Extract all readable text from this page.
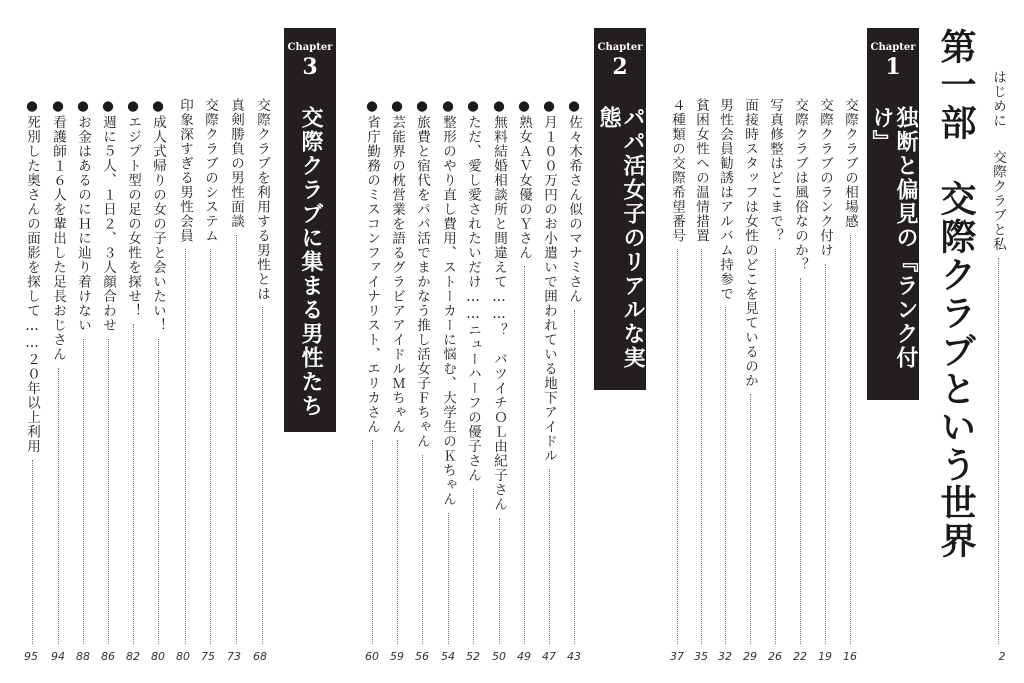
はじめに
交際クラブと私
2
第一部　交際クラブという世界
Chapter
1
独断と偏見の『ランク付け』
Chapter
2
パパ活女子のリアルな実態
Chapter
3
交際クラブに集まる男性たち	交際クラブの相場感
交際クラブのランク付け
交際クラブは風俗なのか？
写真修整はどこまで？
面接時スタッフは女性のどこを見ているのか
男性会員勧誘はアルバム持参で
貧困女性への温情措置
４種類の交際希望番号
16
19
22
26
29
32
35
37
●佐々木希さん似のマナミさん
●月１００万円のお小遣いで囲われている地下アイドル
●熟女ＡＶ女優のＹさん
●無料結婚相談所と間違えて……？　バツイチＯＬ由紀子さん
●ただ、愛し愛されたいだけ……ニューハーフの優子さん
●整形のやり直し費用、ストーカーに悩む、大学生のＫちゃん
●旅費と宿代をパパ活でまかなう推し活女子Ｆちゃん
●芸能界の枕営業を語るグラビアアイドルＭちゃん
●省庁勤務のミスコンファイナリスト、エリカさん
43
47
49
50
52
54
56
59
60
交際クラブを利用する男性とは
真剣勝負の男性面談
交際クラブのシステム
印象深すぎる男性会員
●成人式帰りの女の子と会いたい！
●エジプト型の足の女性を探せ！
●週に５人、１日２、３人顔合わせ
●お金はあるのにＨに辿り着けない
●看護師１６人を輩出した足長おじさん
●死別した奥さんの面影を探して……２０年以上利用
68
73
75
80
80
82
86
88
94
95
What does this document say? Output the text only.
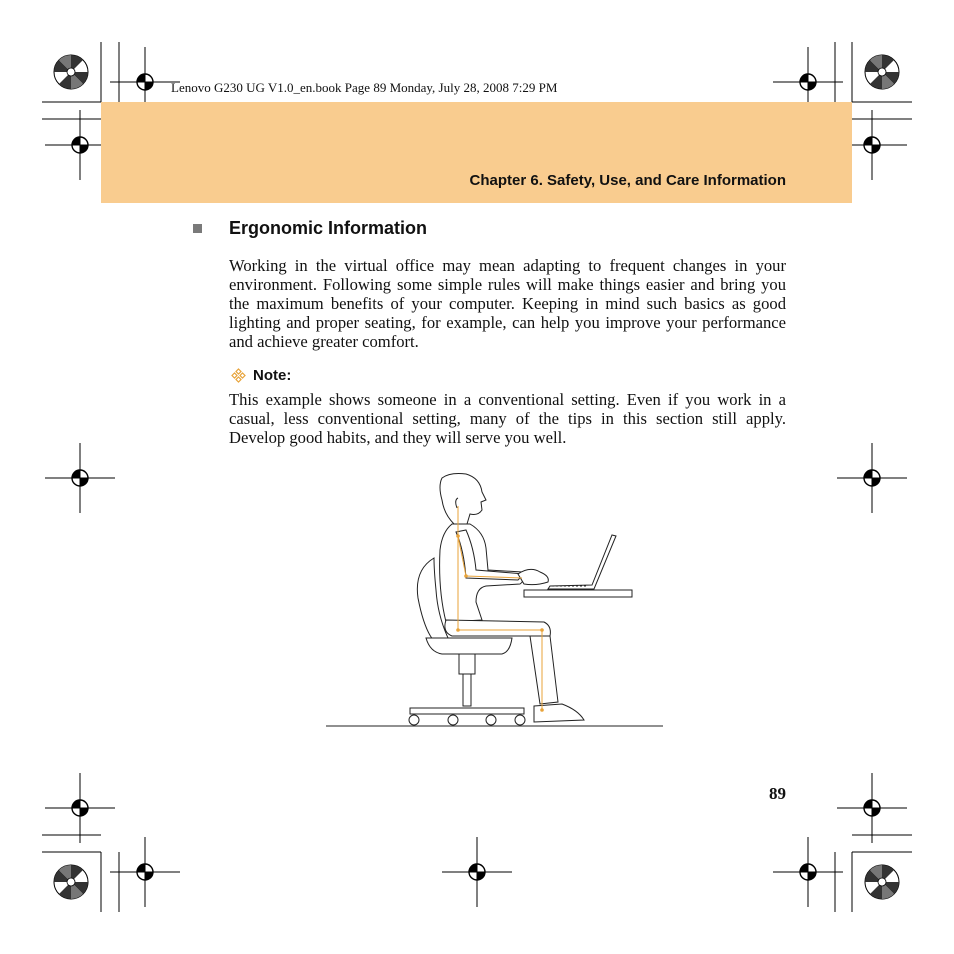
Lenovo G230 UG V1.0_en.book Page 89 Monday, July 28, 2008 7:29 PM
Chapter 6. Safety, Use, and Care Information
Ergonomic Information

Working in the virtual office may mean adapting to frequent changes in your environment. Following some simple rules will make things easier and bring you the maximum benefits of your computer. Keeping in mind such basics as good lighting and proper seating, for example, can help you improve your performance and achieve greater comfort.

Note:

This example shows someone in a conventional setting. Even if you work in a casual, less conventional setting, many of the tips in this section still apply. Develop good habits, and they will serve you well.

89
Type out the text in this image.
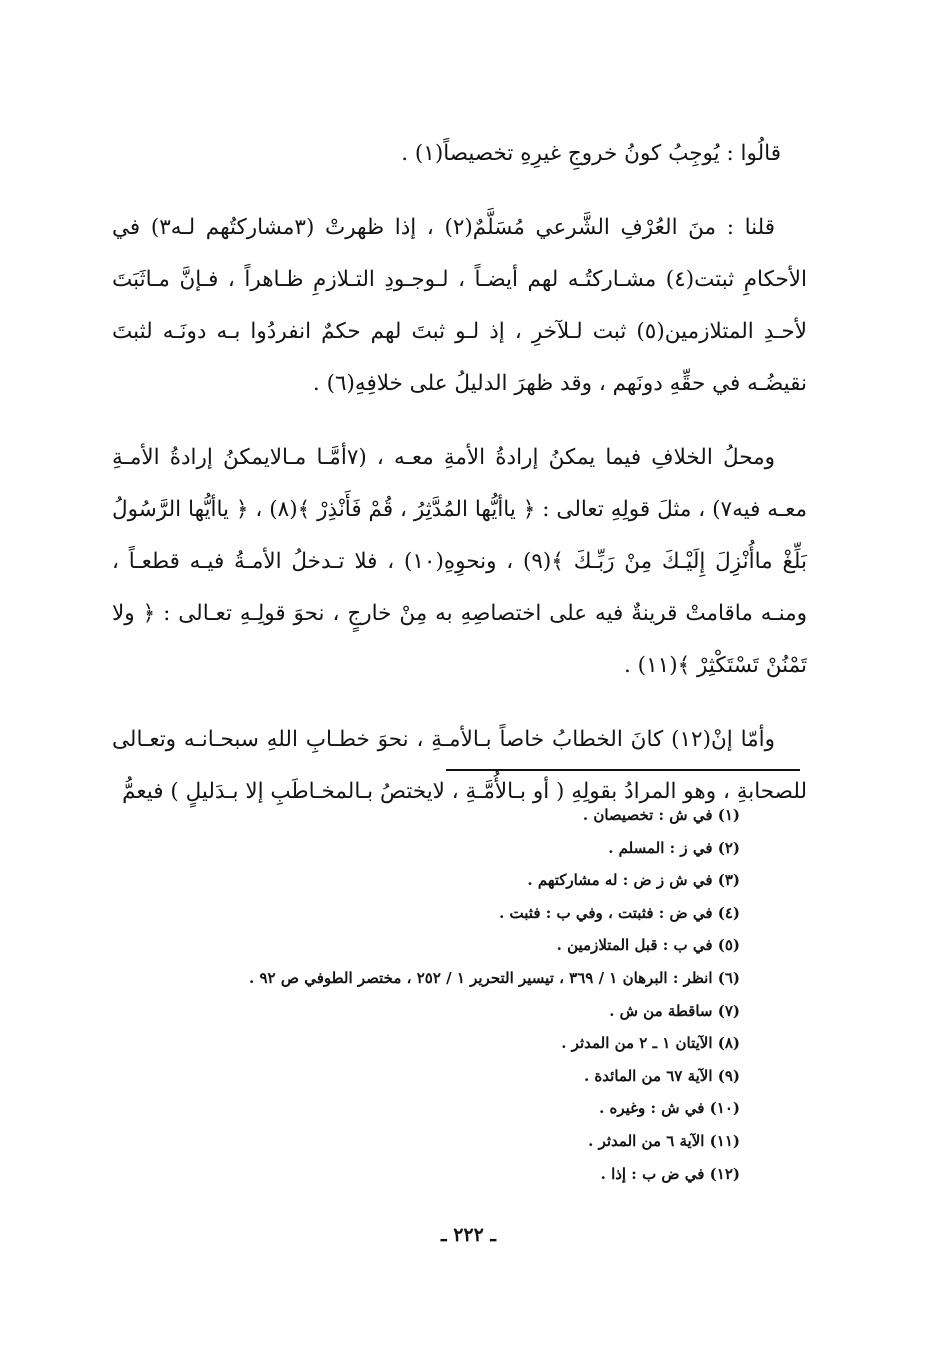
قالُوا : يُوجِبُ كونُ خروجِ غيرِهِ تخصيصاً(١) .

قلنا : منَ العُرْفِ الشَّرعي مُسَلَّمٌ(٢) ، إذا ظهرتْ (٣مشاركتُهم لـه٣) في الأحكامِ ثبتت(٤) مشـاركتُـه لهم أيضـاً ، لـوجـودِ التـلازمِ ظـاهراً ، فـإنَّ مـاثَبَتَ لأحـدِ المتلازمين(٥) ثبت لـلآخرِ ، إذ لـو ثبتَ لهم حكمٌ انفردُوا بـه دونَـه لثبتَ نقيضُـه في حقِّهِ دونَهم ، وقد ظهرَ الدليلُ على خلافِهِ(٦) .

ومحلُ الخلافِ فيما يمكنُ إرادةُ الأمةِ معـه ، (٧أمَّـا مـالايمكنُ إرادةُ الأمـةِ معـه فيه٧) ، مثلَ قولِهِ تعالى : ﴿ ياأيُّها المُدَّثِرُ ، قُمْ فَأَنْذِرْ ﴾(٨) ، ﴿ ياأيُّها الرَّسُولُ بَلِّغْ ماأُنْزِلَ إِلَيْـكَ مِنْ رَبِّـكَ ﴾(٩) ، ونحوِهِ(١٠) ، فلا تـدخلُ الأمـةُ فيـه قطعـاً ، ومنـه ماقامتْ قرينةٌ فيه على اختصاصِهِ به مِنْ خارجٍ ، نحوَ قولِـهِ تعـالى : ﴿ ولا تَمْنُنْ تَسْتَكْثِرْ ﴾(١١) .

وأمّا إنْ(١٢) كانَ الخطابُ خاصاً بـالأمـةِ ، نحوَ خطـابِ اللهِ سبحـانـه وتعـالى للصحابةِ ، وهو المرادُ بقولِهِ ( أو بـالأُمَّـةِ ، لايختصُ بـالمخـاطَبِ إلا بـدَليلٍ ) فيعمُّ

(١) في ش : تخصيصان .
(٢) في ز : المسلم .
(٣) في ش ز ض : له مشاركتهم .
(٤) في ض : فثبتت ، وفي ب : فثبت .
(٥) في ب : قبل المتلازمين .
(٦) انظر : البرهان ١ / ٣٦٩ ، تيسير التحرير ١ / ٢٥٢ ، مختصر الطوفي ص ٩٢ .
(٧) ساقطة من ش .
(٨) الآيتان ١ ـ ٢ من المدثر .
(٩) الآية ٦٧ من المائدة .
(١٠) في ش : وغيره .
(١١) الآية ٦ من المدثر .
(١٢) في ض ب : إذا .
ـ ٢٢٢ ـ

• PROBLEM DESCRIPTION: Every entry should be returned exactly as written, minus the pictures.

• OUTPUT FOR THIS EXERCISE:
Extract all readable text from this page.
はじめに
交際クラブと私
2
第一部　交際クラブという世界
Chapter
1
独断と偏見の『ランク付け』
Chapter
2
パパ活女子のリアルな実態
Chapter
3
交際クラブに集まる男性たち	交際クラブの相場感
交際クラブのランク付け
交際クラブは風俗なのか？
写真修整はどこまで？
面接時スタッフは女性のどこを見ているのか
男性会員勧誘はアルバム持参で
貧困女性への温情措置
４種類の交際希望番号
16
19
22
26
29
32
35
37
●佐々木希さん似のマナミさん
●月１００万円のお小遣いで囲われている地下アイドル
●熟女ＡＶ女優のＹさん
●無料結婚相談所と間違えて……？　バツイチＯＬ由紀子さん
●ただ、愛し愛されたいだけ……ニューハーフの優子さん
●整形のやり直し費用、ストーカーに悩む、大学生のＫちゃん
●旅費と宿代をパパ活でまかなう推し活女子Ｆちゃん
●芸能界の枕営業を語るグラビアアイドルＭちゃん
●省庁勤務のミスコンファイナリスト、エリカさん
43
47
49
50
52
54
56
59
60
交際クラブを利用する男性とは
真剣勝負の男性面談
交際クラブのシステム
印象深すぎる男性会員
●成人式帰りの女の子と会いたい！
●エジプト型の足の女性を探せ！
●週に５人、１日２、３人顔合わせ
●お金はあるのにＨに辿り着けない
●看護師１６人を輩出した足長おじさん
●死別した奥さんの面影を探して……２０年以上利用
68
73
75
80
80
82
86
88
94
95
What does this document say? Output the text only.
Lenovo G230 UG V1.0_en.book Page 89 Monday, July 28, 2008 7:29 PM
Chapter 6. Safety, Use, and Care Information
Ergonomic Information

Working in the virtual office may mean adapting to frequent changes in your environment. Following some simple rules will make things easier and bring you the maximum benefits of your computer. Keeping in mind such basics as good lighting and proper seating, for example, can help you improve your performance and achieve greater comfort.

Note:

This example shows someone in a conventional setting. Even if you work in a casual, less conventional setting, many of the tips in this section still apply. Develop good habits, and they will serve you well.

89
Type out the text in this image.
قالُوا : يُوجِبُ كونُ خروجِ غيرِهِ تخصيصاً(١) .

قلنا : منَ العُرْفِ الشَّرعي مُسَلَّمٌ(٢) ، إذا ظهرتْ (٣مشاركتُهم لـه٣) في الأحكامِ ثبتت(٤) مشـاركتُـه لهم أيضـاً ، لـوجـودِ التـلازمِ ظـاهراً ، فـإنَّ مـاثَبَتَ لأحـدِ المتلازمين(٥) ثبت لـلآخرِ ، إذ لـو ثبتَ لهم حكمٌ انفردُوا بـه دونَـه لثبتَ نقيضُـه في حقِّهِ دونَهم ، وقد ظهرَ الدليلُ على خلافِهِ(٦) .

ومحلُ الخلافِ فيما يمكنُ إرادةُ الأمةِ معـه ، (٧أمَّـا مـالايمكنُ إرادةُ الأمـةِ معـه فيه٧) ، مثلَ قولِهِ تعالى : ﴿ ياأيُّها المُدَّثِرُ ، قُمْ فَأَنْذِرْ ﴾(٨) ، ﴿ ياأيُّها الرَّسُولُ بَلِّغْ ماأُنْزِلَ إِلَيْـكَ مِنْ رَبِّـكَ ﴾(٩) ، ونحوِهِ(١٠) ، فلا تـدخلُ الأمـةُ فيـه قطعـاً ، ومنـه ماقامتْ قرينةٌ فيه على اختصاصِهِ به مِنْ خارجٍ ، نحوَ قولِـهِ تعـالى : ﴿ ولا تَمْنُنْ تَسْتَكْثِرْ ﴾(١١) .

وأمّا إنْ(١٢) كانَ الخطابُ خاصاً بـالأمـةِ ، نحوَ خطـابِ اللهِ سبحـانـه وتعـالى للصحابةِ ، وهو المرادُ بقولِهِ ( أو بـالأُمَّـةِ ، لايختصُ بـالمخـاطَبِ إلا بـدَليلٍ ) فيعمُّ

(١) في ش : تخصيصان .
(٢) في ز : المسلم .
(٣) في ش ز ض : له مشاركتهم .
(٤) في ض : فثبتت ، وفي ب : فثبت .
(٥) في ب : قبل المتلازمين .
(٦) انظر : البرهان ١ / ٣٦٩ ، تيسير التحرير ١ / ٢٥٢ ، مختصر الطوفي ص ٩٢ .
(٧) ساقطة من ش .
(٨) الآيتان ١ ـ ٢ من المدثر .
(٩) الآية ٦٧ من المائدة .
(١٠) في ش : وغيره .
(١١) الآية ٦ من المدثر .
(١٢) في ض ب : إذا .
ـ ٢٢٢ ـ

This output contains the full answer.